[Dataset records on visual material]
○ ○ ○ ○ ○

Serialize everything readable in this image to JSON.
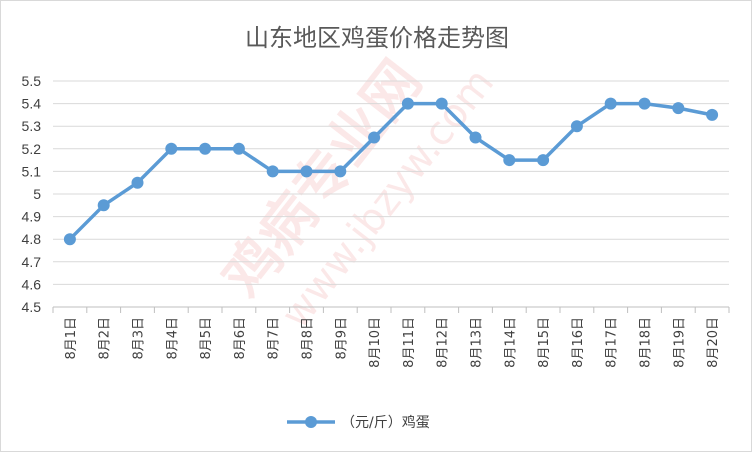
{
  "chart_data": {
    "type": "line",
    "title": "山东地区鸡蛋价格走势图",
    "xlabel": "",
    "ylabel": "",
    "categories": [
      "8月1日",
      "8月2日",
      "8月3日",
      "8月4日",
      "8月5日",
      "8月6日",
      "8月7日",
      "8月8日",
      "8月9日",
      "8月10日",
      "8月11日",
      "8月12日",
      "8月13日",
      "8月14日",
      "8月15日",
      "8月16日",
      "8月17日",
      "8月18日",
      "8月19日",
      "8月20日"
    ],
    "series": [
      {
        "name": "（元/斤）鸡蛋",
        "values": [
          4.8,
          4.95,
          5.05,
          5.2,
          5.2,
          5.2,
          5.1,
          5.1,
          5.1,
          5.25,
          5.4,
          5.4,
          5.25,
          5.15,
          5.15,
          5.3,
          5.4,
          5.4,
          5.38,
          5.35
        ],
        "color": "#5b9bd5"
      }
    ],
    "ylim": [
      4.5,
      5.5
    ],
    "yticks": [
      "4.5",
      "4.6",
      "4.7",
      "4.8",
      "4.9",
      "5",
      "5.1",
      "5.2",
      "5.3",
      "5.4",
      "5.5"
    ],
    "grid": true,
    "legend_position": "bottom"
  },
  "watermark": {
    "text_cn": "鸡病专业网",
    "text_url": "www.jbzyw.com"
  }
}
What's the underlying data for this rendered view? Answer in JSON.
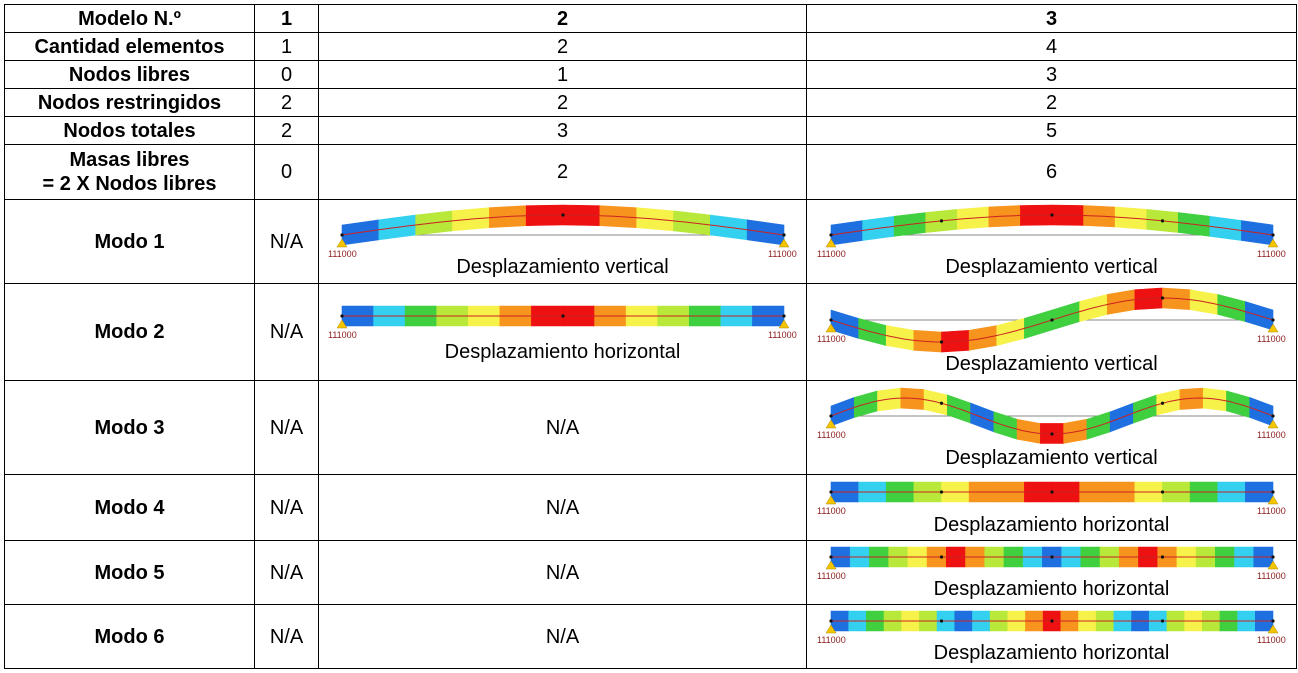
{
  "table": {
    "header": {
      "label": "Modelo N.º",
      "cols": [
        "1",
        "2",
        "3"
      ]
    },
    "rows": [
      {
        "label": "Cantidad elementos",
        "values": [
          "1",
          "2",
          "4"
        ]
      },
      {
        "label": "Nodos libres",
        "values": [
          "0",
          "1",
          "3"
        ]
      },
      {
        "label": "Nodos restringidos",
        "values": [
          "2",
          "2",
          "2"
        ]
      },
      {
        "label": "Nodos totales",
        "values": [
          "2",
          "3",
          "5"
        ]
      },
      {
        "label_line1": "Masas libres",
        "label_line2": "= 2 X Nodos libres",
        "values": [
          "0",
          "2",
          "6"
        ]
      }
    ],
    "modes": [
      {
        "label": "Modo 1",
        "m1": "N/A",
        "m2": {
          "caption": "Desplazamiento vertical",
          "support_left": "111000",
          "support_right": "111000"
        },
        "m3": {
          "caption": "Desplazamiento vertical",
          "support_left": "111000",
          "support_right": "111000"
        }
      },
      {
        "label": "Modo 2",
        "m1": "N/A",
        "m2": {
          "caption": "Desplazamiento horizontal",
          "support_left": "111000",
          "support_right": "111000"
        },
        "m3": {
          "caption": "Desplazamiento vertical",
          "support_left": "111000",
          "support_right": "111000"
        }
      },
      {
        "label": "Modo 3",
        "m1": "N/A",
        "m2": "N/A",
        "m3": {
          "caption": "Desplazamiento vertical",
          "support_left": "111000",
          "support_right": "111000"
        }
      },
      {
        "label": "Modo 4",
        "m1": "N/A",
        "m2": "N/A",
        "m3": {
          "caption": "Desplazamiento horizontal",
          "support_left": "111000",
          "support_right": "111000"
        }
      },
      {
        "label": "Modo 5",
        "m1": "N/A",
        "m2": "N/A",
        "m3": {
          "caption": "Desplazamiento horizontal",
          "support_left": "111000",
          "support_right": "111000"
        }
      },
      {
        "label": "Modo 6",
        "m1": "N/A",
        "m2": "N/A",
        "m3": {
          "caption": "Desplazamiento horizontal",
          "support_left": "111000",
          "support_right": "111000"
        }
      }
    ]
  },
  "colors": {
    "blue": "#1e6fe0",
    "cyan": "#33d0f0",
    "green": "#3fcf3f",
    "lime": "#b8e83a",
    "yellow": "#f7f24a",
    "orange": "#f7941d",
    "red": "#ee1111",
    "axis": "#cc2222",
    "support": "#f5c400",
    "baseline": "#888888"
  }
}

○ ○ ○ ○ ○

■ Aim
Gather every line from the listing above in which the word "this" appears.

■ Task result
Serialize everything readable in this image to JSON.
What's the underlying data for this rendered view? Answer in JSON.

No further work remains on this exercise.